Written problem: Of the lines in the listing below, how many hold "search"? Answer with the number only.

Entries provided:
######

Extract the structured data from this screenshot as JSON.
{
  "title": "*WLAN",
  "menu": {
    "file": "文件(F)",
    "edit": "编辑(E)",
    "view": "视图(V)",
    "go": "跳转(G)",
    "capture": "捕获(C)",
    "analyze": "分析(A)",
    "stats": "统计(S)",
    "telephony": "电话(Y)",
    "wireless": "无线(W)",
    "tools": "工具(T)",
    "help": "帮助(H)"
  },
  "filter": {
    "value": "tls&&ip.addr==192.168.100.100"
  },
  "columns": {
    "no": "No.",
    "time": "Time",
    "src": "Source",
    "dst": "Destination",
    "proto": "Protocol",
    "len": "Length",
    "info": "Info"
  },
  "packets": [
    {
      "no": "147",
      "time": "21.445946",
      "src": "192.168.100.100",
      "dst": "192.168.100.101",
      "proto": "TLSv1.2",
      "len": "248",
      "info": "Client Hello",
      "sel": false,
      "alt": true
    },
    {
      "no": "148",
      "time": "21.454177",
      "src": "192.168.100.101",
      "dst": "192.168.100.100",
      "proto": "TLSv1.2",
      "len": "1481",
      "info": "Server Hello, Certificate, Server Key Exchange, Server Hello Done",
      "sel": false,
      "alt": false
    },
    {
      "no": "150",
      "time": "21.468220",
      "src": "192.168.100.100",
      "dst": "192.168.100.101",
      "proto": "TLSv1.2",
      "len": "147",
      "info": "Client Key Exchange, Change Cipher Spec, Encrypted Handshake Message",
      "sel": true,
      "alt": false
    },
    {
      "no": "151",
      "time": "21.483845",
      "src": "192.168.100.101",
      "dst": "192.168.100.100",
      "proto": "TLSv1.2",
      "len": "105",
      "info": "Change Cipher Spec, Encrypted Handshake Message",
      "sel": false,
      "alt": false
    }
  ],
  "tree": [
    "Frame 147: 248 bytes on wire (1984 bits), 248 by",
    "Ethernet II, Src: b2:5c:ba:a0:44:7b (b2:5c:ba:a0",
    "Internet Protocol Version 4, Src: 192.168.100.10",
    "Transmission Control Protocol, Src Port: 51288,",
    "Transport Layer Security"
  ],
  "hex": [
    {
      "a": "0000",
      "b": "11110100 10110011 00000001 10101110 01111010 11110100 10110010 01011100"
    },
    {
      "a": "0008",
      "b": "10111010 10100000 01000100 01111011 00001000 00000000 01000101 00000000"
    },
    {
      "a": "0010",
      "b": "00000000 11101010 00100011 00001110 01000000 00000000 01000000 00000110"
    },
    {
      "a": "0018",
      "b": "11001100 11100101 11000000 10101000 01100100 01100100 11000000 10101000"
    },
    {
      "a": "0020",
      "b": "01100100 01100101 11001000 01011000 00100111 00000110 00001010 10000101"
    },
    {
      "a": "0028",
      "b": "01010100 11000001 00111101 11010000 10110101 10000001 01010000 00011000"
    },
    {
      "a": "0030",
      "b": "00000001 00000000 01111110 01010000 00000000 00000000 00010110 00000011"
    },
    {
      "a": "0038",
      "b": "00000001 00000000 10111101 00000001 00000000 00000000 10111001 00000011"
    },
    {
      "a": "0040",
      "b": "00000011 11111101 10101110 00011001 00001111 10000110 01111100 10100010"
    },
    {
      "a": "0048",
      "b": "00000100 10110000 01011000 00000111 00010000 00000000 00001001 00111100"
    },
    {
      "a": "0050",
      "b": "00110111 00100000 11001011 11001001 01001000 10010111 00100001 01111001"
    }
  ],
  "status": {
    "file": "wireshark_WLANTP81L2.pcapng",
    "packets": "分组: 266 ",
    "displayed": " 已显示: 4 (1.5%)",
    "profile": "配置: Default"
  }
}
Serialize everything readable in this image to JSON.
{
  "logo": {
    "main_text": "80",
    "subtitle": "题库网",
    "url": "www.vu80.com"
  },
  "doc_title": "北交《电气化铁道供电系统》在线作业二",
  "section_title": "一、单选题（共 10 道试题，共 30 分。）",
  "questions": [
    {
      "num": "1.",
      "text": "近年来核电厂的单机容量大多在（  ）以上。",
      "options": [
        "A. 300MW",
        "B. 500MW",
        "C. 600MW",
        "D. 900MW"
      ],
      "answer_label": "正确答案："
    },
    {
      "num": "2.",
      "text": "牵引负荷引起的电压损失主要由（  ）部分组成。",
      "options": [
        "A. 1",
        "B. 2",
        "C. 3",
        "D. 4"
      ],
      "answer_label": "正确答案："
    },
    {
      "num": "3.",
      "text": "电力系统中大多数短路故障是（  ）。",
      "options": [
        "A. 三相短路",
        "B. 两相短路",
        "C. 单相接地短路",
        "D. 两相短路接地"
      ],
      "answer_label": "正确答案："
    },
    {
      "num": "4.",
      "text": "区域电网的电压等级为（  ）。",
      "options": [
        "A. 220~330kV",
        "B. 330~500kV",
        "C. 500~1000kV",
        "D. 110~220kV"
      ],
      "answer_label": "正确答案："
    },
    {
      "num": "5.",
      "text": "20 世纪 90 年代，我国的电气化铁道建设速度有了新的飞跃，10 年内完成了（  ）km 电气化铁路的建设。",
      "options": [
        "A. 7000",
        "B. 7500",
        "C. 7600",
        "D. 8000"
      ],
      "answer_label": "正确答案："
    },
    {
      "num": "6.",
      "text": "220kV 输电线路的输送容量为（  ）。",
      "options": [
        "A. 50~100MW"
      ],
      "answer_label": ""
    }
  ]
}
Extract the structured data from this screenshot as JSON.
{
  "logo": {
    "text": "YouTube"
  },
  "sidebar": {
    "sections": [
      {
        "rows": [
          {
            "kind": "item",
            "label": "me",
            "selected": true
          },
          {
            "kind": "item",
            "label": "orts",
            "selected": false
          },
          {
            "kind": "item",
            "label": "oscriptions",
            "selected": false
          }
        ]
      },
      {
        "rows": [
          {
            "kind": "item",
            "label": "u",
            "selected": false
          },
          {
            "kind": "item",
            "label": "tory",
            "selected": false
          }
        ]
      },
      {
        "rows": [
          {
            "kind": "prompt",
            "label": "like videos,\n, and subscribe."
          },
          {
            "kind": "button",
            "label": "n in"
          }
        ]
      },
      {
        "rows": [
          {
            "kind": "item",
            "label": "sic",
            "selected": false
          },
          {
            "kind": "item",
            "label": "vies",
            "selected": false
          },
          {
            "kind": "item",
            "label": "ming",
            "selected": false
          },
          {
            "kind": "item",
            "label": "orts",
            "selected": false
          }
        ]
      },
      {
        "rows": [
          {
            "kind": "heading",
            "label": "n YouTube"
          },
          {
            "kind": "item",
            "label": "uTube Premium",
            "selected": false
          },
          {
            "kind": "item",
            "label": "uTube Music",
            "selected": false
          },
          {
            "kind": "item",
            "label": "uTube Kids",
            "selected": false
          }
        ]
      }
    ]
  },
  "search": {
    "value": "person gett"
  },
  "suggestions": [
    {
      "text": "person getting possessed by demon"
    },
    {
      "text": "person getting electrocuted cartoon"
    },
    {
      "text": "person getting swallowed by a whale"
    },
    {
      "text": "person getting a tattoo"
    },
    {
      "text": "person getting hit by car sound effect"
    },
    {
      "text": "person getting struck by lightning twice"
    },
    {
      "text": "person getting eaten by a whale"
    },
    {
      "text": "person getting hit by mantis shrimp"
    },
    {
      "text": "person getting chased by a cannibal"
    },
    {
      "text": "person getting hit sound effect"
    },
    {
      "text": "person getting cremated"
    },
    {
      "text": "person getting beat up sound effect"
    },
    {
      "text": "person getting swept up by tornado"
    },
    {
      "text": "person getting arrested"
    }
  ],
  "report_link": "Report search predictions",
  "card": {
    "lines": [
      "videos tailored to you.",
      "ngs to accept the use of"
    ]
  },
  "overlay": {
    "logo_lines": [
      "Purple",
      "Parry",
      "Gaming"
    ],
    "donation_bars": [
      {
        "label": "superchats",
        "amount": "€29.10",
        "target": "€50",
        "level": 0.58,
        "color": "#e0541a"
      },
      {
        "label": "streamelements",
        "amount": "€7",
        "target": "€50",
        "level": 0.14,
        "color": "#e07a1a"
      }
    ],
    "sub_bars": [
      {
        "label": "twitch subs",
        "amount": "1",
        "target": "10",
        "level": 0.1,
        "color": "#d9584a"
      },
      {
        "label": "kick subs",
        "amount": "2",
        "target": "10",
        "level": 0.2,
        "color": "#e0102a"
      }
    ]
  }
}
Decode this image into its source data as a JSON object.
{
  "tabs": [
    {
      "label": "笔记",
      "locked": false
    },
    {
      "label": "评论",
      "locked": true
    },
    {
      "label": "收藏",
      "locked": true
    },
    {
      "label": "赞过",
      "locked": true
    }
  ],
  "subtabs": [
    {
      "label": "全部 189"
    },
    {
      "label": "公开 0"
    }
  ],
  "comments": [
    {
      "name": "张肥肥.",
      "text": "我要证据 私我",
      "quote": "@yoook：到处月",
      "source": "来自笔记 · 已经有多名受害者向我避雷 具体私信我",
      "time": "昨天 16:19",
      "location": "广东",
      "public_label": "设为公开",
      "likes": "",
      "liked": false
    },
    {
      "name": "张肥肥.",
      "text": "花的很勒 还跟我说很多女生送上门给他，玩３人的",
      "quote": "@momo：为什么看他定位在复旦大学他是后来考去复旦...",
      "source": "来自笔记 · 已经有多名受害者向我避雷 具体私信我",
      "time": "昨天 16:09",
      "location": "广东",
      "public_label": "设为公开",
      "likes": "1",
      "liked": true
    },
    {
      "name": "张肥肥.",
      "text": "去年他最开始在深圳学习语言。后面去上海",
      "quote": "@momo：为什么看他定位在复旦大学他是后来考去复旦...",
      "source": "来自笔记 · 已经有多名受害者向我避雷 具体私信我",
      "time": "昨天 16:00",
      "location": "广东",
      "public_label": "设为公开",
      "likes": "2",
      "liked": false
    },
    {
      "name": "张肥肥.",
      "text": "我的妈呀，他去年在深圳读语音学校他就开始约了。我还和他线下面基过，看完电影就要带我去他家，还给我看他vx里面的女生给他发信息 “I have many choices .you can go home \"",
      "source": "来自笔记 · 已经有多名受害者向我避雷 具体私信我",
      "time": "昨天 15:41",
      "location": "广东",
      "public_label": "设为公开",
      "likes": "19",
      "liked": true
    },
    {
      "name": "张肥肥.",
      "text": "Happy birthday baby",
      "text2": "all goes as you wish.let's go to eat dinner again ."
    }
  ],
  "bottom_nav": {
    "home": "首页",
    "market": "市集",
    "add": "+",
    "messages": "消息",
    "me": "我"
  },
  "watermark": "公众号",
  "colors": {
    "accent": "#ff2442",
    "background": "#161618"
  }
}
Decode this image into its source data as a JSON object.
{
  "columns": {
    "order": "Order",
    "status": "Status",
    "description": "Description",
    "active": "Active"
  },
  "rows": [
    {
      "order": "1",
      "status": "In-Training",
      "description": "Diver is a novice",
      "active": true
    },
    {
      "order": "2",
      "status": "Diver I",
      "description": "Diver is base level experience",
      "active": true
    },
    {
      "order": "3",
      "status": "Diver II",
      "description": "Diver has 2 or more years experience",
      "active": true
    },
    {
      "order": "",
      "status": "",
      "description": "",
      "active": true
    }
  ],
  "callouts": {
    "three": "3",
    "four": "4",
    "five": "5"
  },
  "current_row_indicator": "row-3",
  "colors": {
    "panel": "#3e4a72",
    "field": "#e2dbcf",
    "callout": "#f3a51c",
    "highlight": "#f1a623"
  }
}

######

Expected answer: 2